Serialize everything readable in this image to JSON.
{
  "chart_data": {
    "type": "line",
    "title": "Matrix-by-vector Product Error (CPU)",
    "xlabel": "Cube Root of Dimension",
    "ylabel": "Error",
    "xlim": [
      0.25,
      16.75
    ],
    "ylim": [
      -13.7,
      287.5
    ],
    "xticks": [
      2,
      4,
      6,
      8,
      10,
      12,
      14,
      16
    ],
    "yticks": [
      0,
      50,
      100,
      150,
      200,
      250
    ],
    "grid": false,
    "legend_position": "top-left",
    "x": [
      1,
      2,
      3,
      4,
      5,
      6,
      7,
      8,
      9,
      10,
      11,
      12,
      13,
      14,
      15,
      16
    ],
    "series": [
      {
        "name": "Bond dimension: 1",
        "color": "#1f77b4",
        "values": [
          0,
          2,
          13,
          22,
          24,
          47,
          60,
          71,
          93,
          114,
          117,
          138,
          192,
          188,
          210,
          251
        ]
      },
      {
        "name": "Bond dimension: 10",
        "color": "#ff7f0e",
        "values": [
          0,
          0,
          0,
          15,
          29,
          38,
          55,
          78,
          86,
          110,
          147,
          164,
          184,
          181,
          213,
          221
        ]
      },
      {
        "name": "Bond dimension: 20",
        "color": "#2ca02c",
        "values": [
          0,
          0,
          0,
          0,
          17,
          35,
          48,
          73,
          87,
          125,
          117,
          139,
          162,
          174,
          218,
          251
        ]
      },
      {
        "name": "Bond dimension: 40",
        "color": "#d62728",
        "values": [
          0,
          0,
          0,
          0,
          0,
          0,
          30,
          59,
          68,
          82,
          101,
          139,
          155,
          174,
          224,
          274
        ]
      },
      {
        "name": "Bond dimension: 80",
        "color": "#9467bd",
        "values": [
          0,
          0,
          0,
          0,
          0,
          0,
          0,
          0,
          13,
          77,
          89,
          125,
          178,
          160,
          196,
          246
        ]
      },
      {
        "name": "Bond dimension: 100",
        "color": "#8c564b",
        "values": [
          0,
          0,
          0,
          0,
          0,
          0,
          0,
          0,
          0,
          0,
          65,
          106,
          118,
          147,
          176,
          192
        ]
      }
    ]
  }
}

────────

Requirement ▸ Return all of the data exactly as it reads.

Finished task ▸
Serialize everything readable in this image to JSON.
{
  "chart_data": {
    "type": "line",
    "title": "Matrix-by-vector Product Error (CPU)",
    "xlabel": "Cube Root of Dimension",
    "ylabel": "Error",
    "xlim": [
      0.25,
      16.75
    ],
    "ylim": [
      -13.7,
      287.5
    ],
    "xticks": [
      2,
      4,
      6,
      8,
      10,
      12,
      14,
      16
    ],
    "yticks": [
      0,
      50,
      100,
      150,
      200,
      250
    ],
    "grid": false,
    "legend_position": "top-left",
    "x": [
      1,
      2,
      3,
      4,
      5,
      6,
      7,
      8,
      9,
      10,
      11,
      12,
      13,
      14,
      15,
      16
    ],
    "series": [
      {
        "name": "Bond dimension: 1",
        "color": "#1f77b4",
        "values": [
          0,
          2,
          13,
          22,
          24,
          47,
          60,
          71,
          93,
          114,
          117,
          138,
          192,
          188,
          210,
          251
        ]
      },
      {
        "name": "Bond dimension: 10",
        "color": "#ff7f0e",
        "values": [
          0,
          0,
          0,
          15,
          29,
          38,
          55,
          78,
          86,
          110,
          147,
          164,
          184,
          181,
          213,
          221
        ]
      },
      {
        "name": "Bond dimension: 20",
        "color": "#2ca02c",
        "values": [
          0,
          0,
          0,
          0,
          17,
          35,
          48,
          73,
          87,
          125,
          117,
          139,
          162,
          174,
          218,
          251
        ]
      },
      {
        "name": "Bond dimension: 40",
        "color": "#d62728",
        "values": [
          0,
          0,
          0,
          0,
          0,
          0,
          30,
          59,
          68,
          82,
          101,
          139,
          155,
          174,
          224,
          274
        ]
      },
      {
        "name": "Bond dimension: 80",
        "color": "#9467bd",
        "values": [
          0,
          0,
          0,
          0,
          0,
          0,
          0,
          0,
          13,
          77,
          89,
          125,
          178,
          160,
          196,
          246
        ]
      },
      {
        "name": "Bond dimension: 100",
        "color": "#8c564b",
        "values": [
          0,
          0,
          0,
          0,
          0,
          0,
          0,
          0,
          0,
          0,
          65,
          106,
          118,
          147,
          176,
          192
        ]
      }
    ]
  }
}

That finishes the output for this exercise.